== Work to complete ==
Copy out the listing that follows, exactly, without its pictures.
"""
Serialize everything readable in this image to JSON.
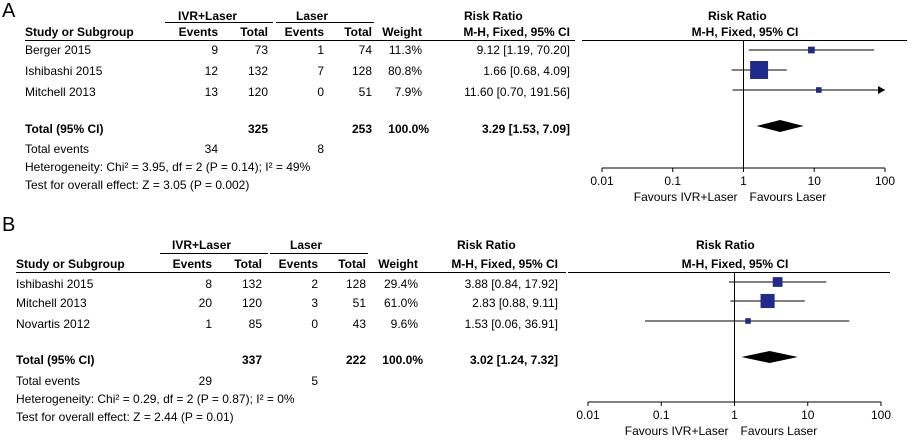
{
  "panels": [
    {
      "letter": "A",
      "headers": {
        "study": "Study or Subgroup",
        "group1": "IVR+Laser",
        "group2": "Laser",
        "events": "Events",
        "total": "Total",
        "weight": "Weight",
        "rr_title": "Risk Ratio",
        "rr_method": "M-H, Fixed, 95% CI"
      },
      "studies": [
        {
          "name": "Berger 2015",
          "e1": "9",
          "t1": "73",
          "e2": "1",
          "t2": "74",
          "weight": "11.3%",
          "ci": "9.12 [1.19, 70.20]"
        },
        {
          "name": "Ishibashi 2015",
          "e1": "12",
          "t1": "132",
          "e2": "7",
          "t2": "128",
          "weight": "80.8%",
          "ci": "1.66 [0.68, 4.09]"
        },
        {
          "name": "Mitchell 2013",
          "e1": "13",
          "t1": "120",
          "e2": "0",
          "t2": "51",
          "weight": "7.9%",
          "ci": "11.60 [0.70, 191.56]"
        }
      ],
      "total": {
        "label": "Total (95% CI)",
        "t1": "325",
        "t2": "253",
        "weight": "100.0%",
        "ci": "3.29 [1.53, 7.09]"
      },
      "events_row": {
        "label": "Total events",
        "e1": "34",
        "e2": "8"
      },
      "heterogeneity": "Heterogeneity: Chi² = 3.95, df = 2 (P = 0.14); I² = 49%",
      "overall": "Test for overall effect: Z = 3.05 (P = 0.002)",
      "ticks": [
        "0.01",
        "0.1",
        "1",
        "10",
        "100"
      ],
      "favours_left": "Favours IVR+Laser",
      "favours_right": "Favours Laser"
    },
    {
      "letter": "B",
      "headers": {
        "study": "Study or Subgroup",
        "group1": "IVR+Laser",
        "group2": "Laser",
        "events": "Events",
        "total": "Total",
        "weight": "Weight",
        "rr_title": "Risk Ratio",
        "rr_method": "M-H, Fixed, 95% CI"
      },
      "studies": [
        {
          "name": "Ishibashi 2015",
          "e1": "8",
          "t1": "132",
          "e2": "2",
          "t2": "128",
          "weight": "29.4%",
          "ci": "3.88 [0.84, 17.92]"
        },
        {
          "name": "Mitchell 2013",
          "e1": "20",
          "t1": "120",
          "e2": "3",
          "t2": "51",
          "weight": "61.0%",
          "ci": "2.83 [0.88, 9.11]"
        },
        {
          "name": "Novartis 2012",
          "e1": "1",
          "t1": "85",
          "e2": "0",
          "t2": "43",
          "weight": "9.6%",
          "ci": "1.53 [0.06, 36.91]"
        }
      ],
      "total": {
        "label": "Total (95% CI)",
        "t1": "337",
        "t2": "222",
        "weight": "100.0%",
        "ci": "3.02 [1.24, 7.32]"
      },
      "events_row": {
        "label": "Total events",
        "e1": "29",
        "e2": "5"
      },
      "heterogeneity": "Heterogeneity: Chi² = 0.29, df = 2 (P = 0.87); I² = 0%",
      "overall": "Test for overall effect: Z = 2.44 (P = 0.01)",
      "ticks": [
        "0.01",
        "0.1",
        "1",
        "10",
        "100"
      ],
      "favours_left": "Favours IVR+Laser",
      "favours_right": "Favours Laser"
    }
  ],
  "chart_data": [
    {
      "type": "forest",
      "scale": "log",
      "xlim": [
        0.01,
        100
      ],
      "xticks": [
        0.01,
        0.1,
        1,
        10,
        100
      ],
      "marker_color": "#1f2a8a",
      "studies": [
        {
          "name": "Berger 2015",
          "rr": 9.12,
          "lo": 1.19,
          "hi": 70.2,
          "weight": 11.3
        },
        {
          "name": "Ishibashi 2015",
          "rr": 1.66,
          "lo": 0.68,
          "hi": 4.09,
          "weight": 80.8
        },
        {
          "name": "Mitchell 2013",
          "rr": 11.6,
          "lo": 0.7,
          "hi": 191.56,
          "weight": 7.9
        }
      ],
      "pooled": {
        "rr": 3.29,
        "lo": 1.53,
        "hi": 7.09
      }
    },
    {
      "type": "forest",
      "scale": "log",
      "xlim": [
        0.01,
        100
      ],
      "xticks": [
        0.01,
        0.1,
        1,
        10,
        100
      ],
      "marker_color": "#1f2a8a",
      "studies": [
        {
          "name": "Ishibashi 2015",
          "rr": 3.88,
          "lo": 0.84,
          "hi": 17.92,
          "weight": 29.4
        },
        {
          "name": "Mitchell 2013",
          "rr": 2.83,
          "lo": 0.88,
          "hi": 9.11,
          "weight": 61.0
        },
        {
          "name": "Novartis 2012",
          "rr": 1.53,
          "lo": 0.06,
          "hi": 36.91,
          "weight": 9.6
        }
      ],
      "pooled": {
        "rr": 3.02,
        "lo": 1.24,
        "hi": 7.32
      }
    }
  ]
}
"""
== Finished answer ==
Serialize everything readable in this image to JSON.
{
  "panels": [
    {
      "letter": "A",
      "headers": {
        "study": "Study or Subgroup",
        "group1": "IVR+Laser",
        "group2": "Laser",
        "events": "Events",
        "total": "Total",
        "weight": "Weight",
        "rr_title": "Risk Ratio",
        "rr_method": "M-H, Fixed, 95% CI"
      },
      "studies": [
        {
          "name": "Berger 2015",
          "e1": "9",
          "t1": "73",
          "e2": "1",
          "t2": "74",
          "weight": "11.3%",
          "ci": "9.12 [1.19, 70.20]"
        },
        {
          "name": "Ishibashi 2015",
          "e1": "12",
          "t1": "132",
          "e2": "7",
          "t2": "128",
          "weight": "80.8%",
          "ci": "1.66 [0.68, 4.09]"
        },
        {
          "name": "Mitchell 2013",
          "e1": "13",
          "t1": "120",
          "e2": "0",
          "t2": "51",
          "weight": "7.9%",
          "ci": "11.60 [0.70, 191.56]"
        }
      ],
      "total": {
        "label": "Total (95% CI)",
        "t1": "325",
        "t2": "253",
        "weight": "100.0%",
        "ci": "3.29 [1.53, 7.09]"
      },
      "events_row": {
        "label": "Total events",
        "e1": "34",
        "e2": "8"
      },
      "heterogeneity": "Heterogeneity: Chi² = 3.95, df = 2 (P = 0.14); I² = 49%",
      "overall": "Test for overall effect: Z = 3.05 (P = 0.002)",
      "ticks": [
        "0.01",
        "0.1",
        "1",
        "10",
        "100"
      ],
      "favours_left": "Favours IVR+Laser",
      "favours_right": "Favours Laser"
    },
    {
      "letter": "B",
      "headers": {
        "study": "Study or Subgroup",
        "group1": "IVR+Laser",
        "group2": "Laser",
        "events": "Events",
        "total": "Total",
        "weight": "Weight",
        "rr_title": "Risk Ratio",
        "rr_method": "M-H, Fixed, 95% CI"
      },
      "studies": [
        {
          "name": "Ishibashi 2015",
          "e1": "8",
          "t1": "132",
          "e2": "2",
          "t2": "128",
          "weight": "29.4%",
          "ci": "3.88 [0.84, 17.92]"
        },
        {
          "name": "Mitchell 2013",
          "e1": "20",
          "t1": "120",
          "e2": "3",
          "t2": "51",
          "weight": "61.0%",
          "ci": "2.83 [0.88, 9.11]"
        },
        {
          "name": "Novartis 2012",
          "e1": "1",
          "t1": "85",
          "e2": "0",
          "t2": "43",
          "weight": "9.6%",
          "ci": "1.53 [0.06, 36.91]"
        }
      ],
      "total": {
        "label": "Total (95% CI)",
        "t1": "337",
        "t2": "222",
        "weight": "100.0%",
        "ci": "3.02 [1.24, 7.32]"
      },
      "events_row": {
        "label": "Total events",
        "e1": "29",
        "e2": "5"
      },
      "heterogeneity": "Heterogeneity: Chi² = 0.29, df = 2 (P = 0.87); I² = 0%",
      "overall": "Test for overall effect: Z = 2.44 (P = 0.01)",
      "ticks": [
        "0.01",
        "0.1",
        "1",
        "10",
        "100"
      ],
      "favours_left": "Favours IVR+Laser",
      "favours_right": "Favours Laser"
    }
  ],
  "chart_data": [
    {
      "type": "forest",
      "scale": "log",
      "xlim": [
        0.01,
        100
      ],
      "xticks": [
        0.01,
        0.1,
        1,
        10,
        100
      ],
      "marker_color": "#1f2a8a",
      "studies": [
        {
          "name": "Berger 2015",
          "rr": 9.12,
          "lo": 1.19,
          "hi": 70.2,
          "weight": 11.3
        },
        {
          "name": "Ishibashi 2015",
          "rr": 1.66,
          "lo": 0.68,
          "hi": 4.09,
          "weight": 80.8
        },
        {
          "name": "Mitchell 2013",
          "rr": 11.6,
          "lo": 0.7,
          "hi": 191.56,
          "weight": 7.9
        }
      ],
      "pooled": {
        "rr": 3.29,
        "lo": 1.53,
        "hi": 7.09
      }
    },
    {
      "type": "forest",
      "scale": "log",
      "xlim": [
        0.01,
        100
      ],
      "xticks": [
        0.01,
        0.1,
        1,
        10,
        100
      ],
      "marker_color": "#1f2a8a",
      "studies": [
        {
          "name": "Ishibashi 2015",
          "rr": 3.88,
          "lo": 0.84,
          "hi": 17.92,
          "weight": 29.4
        },
        {
          "name": "Mitchell 2013",
          "rr": 2.83,
          "lo": 0.88,
          "hi": 9.11,
          "weight": 61.0
        },
        {
          "name": "Novartis 2012",
          "rr": 1.53,
          "lo": 0.06,
          "hi": 36.91,
          "weight": 9.6
        }
      ],
      "pooled": {
        "rr": 3.02,
        "lo": 1.24,
        "hi": 7.32
      }
    }
  ]
}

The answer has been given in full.